[Stored data]
※
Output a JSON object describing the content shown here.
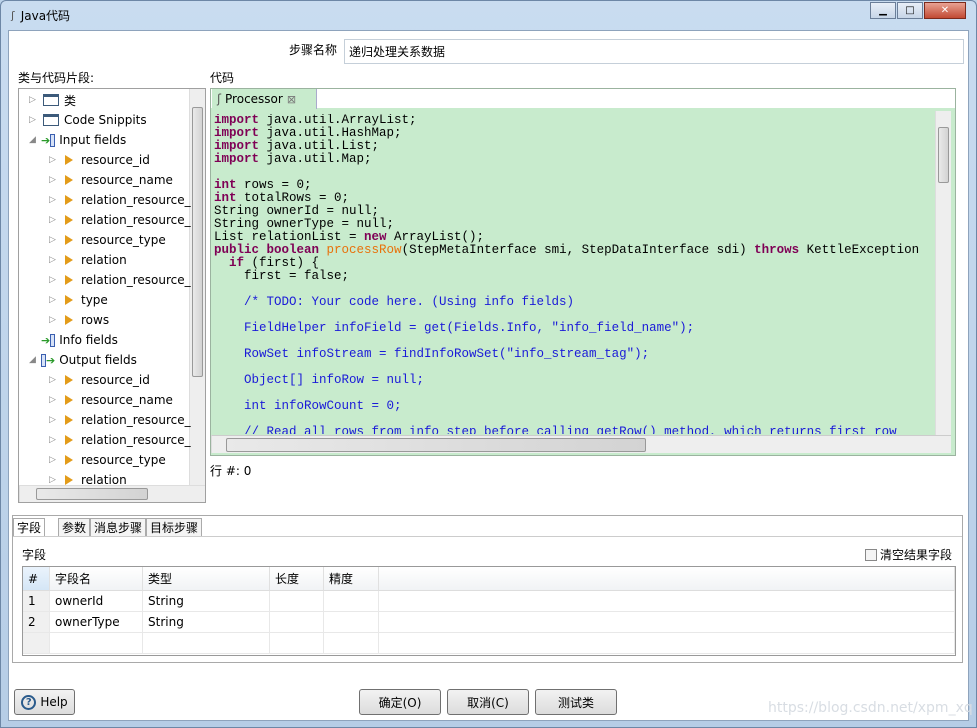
{
  "window": {
    "title": "Java代码",
    "controls": [
      "minimize",
      "maximize",
      "close"
    ]
  },
  "step_name": {
    "label": "步骤名称",
    "value": "递归处理关系数据"
  },
  "tree": {
    "label": "类与代码片段:",
    "items": [
      {
        "label": "类",
        "level": 0,
        "icon": "folder-icon",
        "expanded": false
      },
      {
        "label": "Code Snippits",
        "level": 0,
        "icon": "folder-icon",
        "expanded": false
      },
      {
        "label": "Input fields",
        "level": 0,
        "icon": "input-fields-icon",
        "expanded": true
      },
      {
        "label": "resource_id",
        "level": 1,
        "icon": "field-icon"
      },
      {
        "label": "resource_name",
        "level": 1,
        "icon": "field-icon"
      },
      {
        "label": "relation_resource_",
        "level": 1,
        "icon": "field-icon"
      },
      {
        "label": "relation_resource_",
        "level": 1,
        "icon": "field-icon"
      },
      {
        "label": "resource_type",
        "level": 1,
        "icon": "field-icon"
      },
      {
        "label": "relation",
        "level": 1,
        "icon": "field-icon"
      },
      {
        "label": "relation_resource_",
        "level": 1,
        "icon": "field-icon"
      },
      {
        "label": "type",
        "level": 1,
        "icon": "field-icon"
      },
      {
        "label": "rows",
        "level": 1,
        "icon": "field-icon"
      },
      {
        "label": "Info fields",
        "level": 0,
        "icon": "info-fields-icon",
        "expanded": null
      },
      {
        "label": "Output fields",
        "level": 0,
        "icon": "output-fields-icon",
        "expanded": true
      },
      {
        "label": "resource_id",
        "level": 1,
        "icon": "field-icon"
      },
      {
        "label": "resource_name",
        "level": 1,
        "icon": "field-icon"
      },
      {
        "label": "relation_resource_",
        "level": 1,
        "icon": "field-icon"
      },
      {
        "label": "relation_resource_",
        "level": 1,
        "icon": "field-icon"
      },
      {
        "label": "resource_type",
        "level": 1,
        "icon": "field-icon"
      },
      {
        "label": "relation",
        "level": 1,
        "icon": "field-icon"
      }
    ]
  },
  "code": {
    "label": "代码",
    "tab": "Processor",
    "colors": {
      "background": "#c8ebcd",
      "keyword": "#7f0055",
      "method": "#e8720c",
      "comment": "#1a1ad8"
    },
    "lines": [
      [
        [
          "import",
          "kw"
        ],
        [
          " java.util.ArrayList;",
          "pl"
        ]
      ],
      [
        [
          "import",
          "kw"
        ],
        [
          " java.util.HashMap;",
          "pl"
        ]
      ],
      [
        [
          "import",
          "kw"
        ],
        [
          " java.util.List;",
          "pl"
        ]
      ],
      [
        [
          "import",
          "kw"
        ],
        [
          " java.util.Map;",
          "pl"
        ]
      ],
      [],
      [
        [
          "int",
          "kw"
        ],
        [
          " rows = 0;",
          "pl"
        ]
      ],
      [
        [
          "int",
          "kw"
        ],
        [
          " totalRows = 0;",
          "pl"
        ]
      ],
      [
        [
          "String ownerId = null;",
          "pl"
        ]
      ],
      [
        [
          "String ownerType = null;",
          "pl"
        ]
      ],
      [
        [
          "List relationList = ",
          "pl"
        ],
        [
          "new",
          "kw"
        ],
        [
          " ArrayList();",
          "pl"
        ]
      ],
      [
        [
          "public boolean",
          "kw"
        ],
        [
          " ",
          "pl"
        ],
        [
          "processRow",
          "mt"
        ],
        [
          "(StepMetaInterface smi, StepDataInterface sdi) ",
          "pl"
        ],
        [
          "throws",
          "kw"
        ],
        [
          " KettleException",
          "pl"
        ]
      ],
      [
        [
          "  ",
          "pl"
        ],
        [
          "if",
          "kw"
        ],
        [
          " (first) {",
          "pl"
        ]
      ],
      [
        [
          "    first = false;",
          "pl"
        ]
      ],
      [],
      [
        [
          "    /* TODO: Your code here. (Using info fields)",
          "cm"
        ]
      ],
      [],
      [
        [
          "    FieldHelper infoField = get(Fields.Info, \"info_field_name\");",
          "cm"
        ]
      ],
      [],
      [
        [
          "    RowSet infoStream = findInfoRowSet(\"info_stream_tag\");",
          "cm"
        ]
      ],
      [],
      [
        [
          "    Object[] infoRow = null;",
          "cm"
        ]
      ],
      [],
      [
        [
          "    int infoRowCount = 0;",
          "cm"
        ]
      ],
      [],
      [
        [
          "    // Read all rows from info step before calling getRow() method, which returns first row",
          "cm"
        ]
      ]
    ]
  },
  "row_status": "行 #: 0",
  "bottom_tabs": [
    "字段",
    "参数",
    "消息步骤",
    "目标步骤"
  ],
  "fields": {
    "label": "字段",
    "clear_label": "清空结果字段",
    "clear_checked": false,
    "columns": [
      "#",
      "字段名",
      "类型",
      "长度",
      "精度"
    ],
    "rows": [
      [
        "1",
        "ownerId",
        "String",
        "",
        ""
      ],
      [
        "2",
        "ownerType",
        "String",
        "",
        ""
      ]
    ]
  },
  "buttons": {
    "help": "Help",
    "ok": "确定(O)",
    "cancel": "取消(C)",
    "test": "测试类"
  },
  "watermark": "https://blog.csdn.net/xpm_xq"
}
※
All the lines above are to be reproduced exactly, except the pictures.

Output a JSON object describing the content shown here.
{
  "window": {
    "title": "Java代码",
    "controls": [
      "minimize",
      "maximize",
      "close"
    ]
  },
  "step_name": {
    "label": "步骤名称",
    "value": "递归处理关系数据"
  },
  "tree": {
    "label": "类与代码片段:",
    "items": [
      {
        "label": "类",
        "level": 0,
        "icon": "folder-icon",
        "expanded": false
      },
      {
        "label": "Code Snippits",
        "level": 0,
        "icon": "folder-icon",
        "expanded": false
      },
      {
        "label": "Input fields",
        "level": 0,
        "icon": "input-fields-icon",
        "expanded": true
      },
      {
        "label": "resource_id",
        "level": 1,
        "icon": "field-icon"
      },
      {
        "label": "resource_name",
        "level": 1,
        "icon": "field-icon"
      },
      {
        "label": "relation_resource_",
        "level": 1,
        "icon": "field-icon"
      },
      {
        "label": "relation_resource_",
        "level": 1,
        "icon": "field-icon"
      },
      {
        "label": "resource_type",
        "level": 1,
        "icon": "field-icon"
      },
      {
        "label": "relation",
        "level": 1,
        "icon": "field-icon"
      },
      {
        "label": "relation_resource_",
        "level": 1,
        "icon": "field-icon"
      },
      {
        "label": "type",
        "level": 1,
        "icon": "field-icon"
      },
      {
        "label": "rows",
        "level": 1,
        "icon": "field-icon"
      },
      {
        "label": "Info fields",
        "level": 0,
        "icon": "info-fields-icon",
        "expanded": null
      },
      {
        "label": "Output fields",
        "level": 0,
        "icon": "output-fields-icon",
        "expanded": true
      },
      {
        "label": "resource_id",
        "level": 1,
        "icon": "field-icon"
      },
      {
        "label": "resource_name",
        "level": 1,
        "icon": "field-icon"
      },
      {
        "label": "relation_resource_",
        "level": 1,
        "icon": "field-icon"
      },
      {
        "label": "relation_resource_",
        "level": 1,
        "icon": "field-icon"
      },
      {
        "label": "resource_type",
        "level": 1,
        "icon": "field-icon"
      },
      {
        "label": "relation",
        "level": 1,
        "icon": "field-icon"
      }
    ]
  },
  "code": {
    "label": "代码",
    "tab": "Processor",
    "colors": {
      "background": "#c8ebcd",
      "keyword": "#7f0055",
      "method": "#e8720c",
      "comment": "#1a1ad8"
    },
    "lines": [
      [
        [
          "import",
          "kw"
        ],
        [
          " java.util.ArrayList;",
          "pl"
        ]
      ],
      [
        [
          "import",
          "kw"
        ],
        [
          " java.util.HashMap;",
          "pl"
        ]
      ],
      [
        [
          "import",
          "kw"
        ],
        [
          " java.util.List;",
          "pl"
        ]
      ],
      [
        [
          "import",
          "kw"
        ],
        [
          " java.util.Map;",
          "pl"
        ]
      ],
      [],
      [
        [
          "int",
          "kw"
        ],
        [
          " rows = 0;",
          "pl"
        ]
      ],
      [
        [
          "int",
          "kw"
        ],
        [
          " totalRows = 0;",
          "pl"
        ]
      ],
      [
        [
          "String ownerId = null;",
          "pl"
        ]
      ],
      [
        [
          "String ownerType = null;",
          "pl"
        ]
      ],
      [
        [
          "List relationList = ",
          "pl"
        ],
        [
          "new",
          "kw"
        ],
        [
          " ArrayList();",
          "pl"
        ]
      ],
      [
        [
          "public boolean",
          "kw"
        ],
        [
          " ",
          "pl"
        ],
        [
          "processRow",
          "mt"
        ],
        [
          "(StepMetaInterface smi, StepDataInterface sdi) ",
          "pl"
        ],
        [
          "throws",
          "kw"
        ],
        [
          " KettleException",
          "pl"
        ]
      ],
      [
        [
          "  ",
          "pl"
        ],
        [
          "if",
          "kw"
        ],
        [
          " (first) {",
          "pl"
        ]
      ],
      [
        [
          "    first = false;",
          "pl"
        ]
      ],
      [],
      [
        [
          "    /* TODO: Your code here. (Using info fields)",
          "cm"
        ]
      ],
      [],
      [
        [
          "    FieldHelper infoField = get(Fields.Info, \"info_field_name\");",
          "cm"
        ]
      ],
      [],
      [
        [
          "    RowSet infoStream = findInfoRowSet(\"info_stream_tag\");",
          "cm"
        ]
      ],
      [],
      [
        [
          "    Object[] infoRow = null;",
          "cm"
        ]
      ],
      [],
      [
        [
          "    int infoRowCount = 0;",
          "cm"
        ]
      ],
      [],
      [
        [
          "    // Read all rows from info step before calling getRow() method, which returns first row",
          "cm"
        ]
      ]
    ]
  },
  "row_status": "行 #: 0",
  "bottom_tabs": [
    "字段",
    "参数",
    "消息步骤",
    "目标步骤"
  ],
  "fields": {
    "label": "字段",
    "clear_label": "清空结果字段",
    "clear_checked": false,
    "columns": [
      "#",
      "字段名",
      "类型",
      "长度",
      "精度"
    ],
    "rows": [
      [
        "1",
        "ownerId",
        "String",
        "",
        ""
      ],
      [
        "2",
        "ownerType",
        "String",
        "",
        ""
      ]
    ]
  },
  "buttons": {
    "help": "Help",
    "ok": "确定(O)",
    "cancel": "取消(C)",
    "test": "测试类"
  },
  "watermark": "https://blog.csdn.net/xpm_xq"
}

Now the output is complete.